### WORK REQUIRED
Reproduce the entries verbatim, beginning at their first line and stopping after the line that contains "colorbar-tick: 15 <box>1114", with both ends included.
.....
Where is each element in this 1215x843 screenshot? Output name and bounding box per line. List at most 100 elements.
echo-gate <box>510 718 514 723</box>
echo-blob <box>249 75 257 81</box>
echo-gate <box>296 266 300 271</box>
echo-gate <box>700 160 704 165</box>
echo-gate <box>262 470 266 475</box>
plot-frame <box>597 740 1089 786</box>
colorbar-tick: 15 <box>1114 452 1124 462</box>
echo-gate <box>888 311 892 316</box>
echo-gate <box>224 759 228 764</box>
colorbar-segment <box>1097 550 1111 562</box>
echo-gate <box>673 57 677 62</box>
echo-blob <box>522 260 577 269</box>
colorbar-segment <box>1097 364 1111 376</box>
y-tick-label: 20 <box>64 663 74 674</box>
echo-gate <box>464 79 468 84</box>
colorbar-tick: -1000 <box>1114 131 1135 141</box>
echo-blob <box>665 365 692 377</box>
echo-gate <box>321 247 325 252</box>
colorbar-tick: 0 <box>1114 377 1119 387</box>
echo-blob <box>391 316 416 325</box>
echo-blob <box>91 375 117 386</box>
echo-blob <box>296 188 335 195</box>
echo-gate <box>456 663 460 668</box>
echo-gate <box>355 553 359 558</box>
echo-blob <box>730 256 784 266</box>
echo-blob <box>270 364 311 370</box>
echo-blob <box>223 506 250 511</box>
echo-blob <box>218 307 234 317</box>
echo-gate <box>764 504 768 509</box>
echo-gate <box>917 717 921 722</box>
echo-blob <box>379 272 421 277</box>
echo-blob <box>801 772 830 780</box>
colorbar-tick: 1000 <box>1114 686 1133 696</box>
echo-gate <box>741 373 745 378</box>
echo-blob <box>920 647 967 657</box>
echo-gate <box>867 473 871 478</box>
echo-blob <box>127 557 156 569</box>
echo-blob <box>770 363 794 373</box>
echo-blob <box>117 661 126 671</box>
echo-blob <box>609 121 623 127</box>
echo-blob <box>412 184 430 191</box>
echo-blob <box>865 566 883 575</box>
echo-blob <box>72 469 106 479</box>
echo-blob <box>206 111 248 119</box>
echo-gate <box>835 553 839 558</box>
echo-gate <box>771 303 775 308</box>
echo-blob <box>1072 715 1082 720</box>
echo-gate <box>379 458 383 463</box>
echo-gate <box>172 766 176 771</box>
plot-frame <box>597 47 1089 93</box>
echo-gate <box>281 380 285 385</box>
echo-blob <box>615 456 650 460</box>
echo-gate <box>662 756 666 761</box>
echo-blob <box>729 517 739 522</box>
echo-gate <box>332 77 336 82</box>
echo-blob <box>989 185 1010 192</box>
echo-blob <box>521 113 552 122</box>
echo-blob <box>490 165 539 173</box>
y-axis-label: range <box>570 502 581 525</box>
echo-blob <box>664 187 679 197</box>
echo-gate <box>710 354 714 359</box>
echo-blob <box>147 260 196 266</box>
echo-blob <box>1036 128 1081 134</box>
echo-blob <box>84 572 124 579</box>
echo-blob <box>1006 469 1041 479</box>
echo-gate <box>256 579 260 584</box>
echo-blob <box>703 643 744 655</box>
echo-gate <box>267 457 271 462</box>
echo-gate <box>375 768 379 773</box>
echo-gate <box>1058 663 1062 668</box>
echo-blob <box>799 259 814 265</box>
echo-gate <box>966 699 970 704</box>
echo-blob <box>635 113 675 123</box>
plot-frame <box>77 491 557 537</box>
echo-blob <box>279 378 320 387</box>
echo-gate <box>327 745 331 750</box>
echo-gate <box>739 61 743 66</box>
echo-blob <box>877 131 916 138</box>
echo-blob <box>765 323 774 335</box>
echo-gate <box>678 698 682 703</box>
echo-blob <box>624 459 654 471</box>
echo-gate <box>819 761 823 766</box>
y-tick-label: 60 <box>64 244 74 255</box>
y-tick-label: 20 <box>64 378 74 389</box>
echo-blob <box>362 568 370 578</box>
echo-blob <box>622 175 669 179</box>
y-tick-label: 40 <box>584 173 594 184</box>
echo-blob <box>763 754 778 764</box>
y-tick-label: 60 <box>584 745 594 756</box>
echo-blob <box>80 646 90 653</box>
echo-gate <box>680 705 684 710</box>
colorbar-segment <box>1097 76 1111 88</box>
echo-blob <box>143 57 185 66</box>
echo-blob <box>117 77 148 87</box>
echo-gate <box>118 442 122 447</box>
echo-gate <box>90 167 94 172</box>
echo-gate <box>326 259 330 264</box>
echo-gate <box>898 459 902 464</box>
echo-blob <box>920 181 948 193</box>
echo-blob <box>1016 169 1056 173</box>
.....
### WRITTEN SOLUTION
Where is each element in this 1215x843 screenshot? Output name and bounding box per line. List at most 100 elements.
echo-gate <box>510 718 514 723</box>
echo-blob <box>249 75 257 81</box>
echo-gate <box>296 266 300 271</box>
echo-gate <box>700 160 704 165</box>
echo-gate <box>262 470 266 475</box>
plot-frame <box>597 740 1089 786</box>
colorbar-tick: 15 <box>1114 452 1124 462</box>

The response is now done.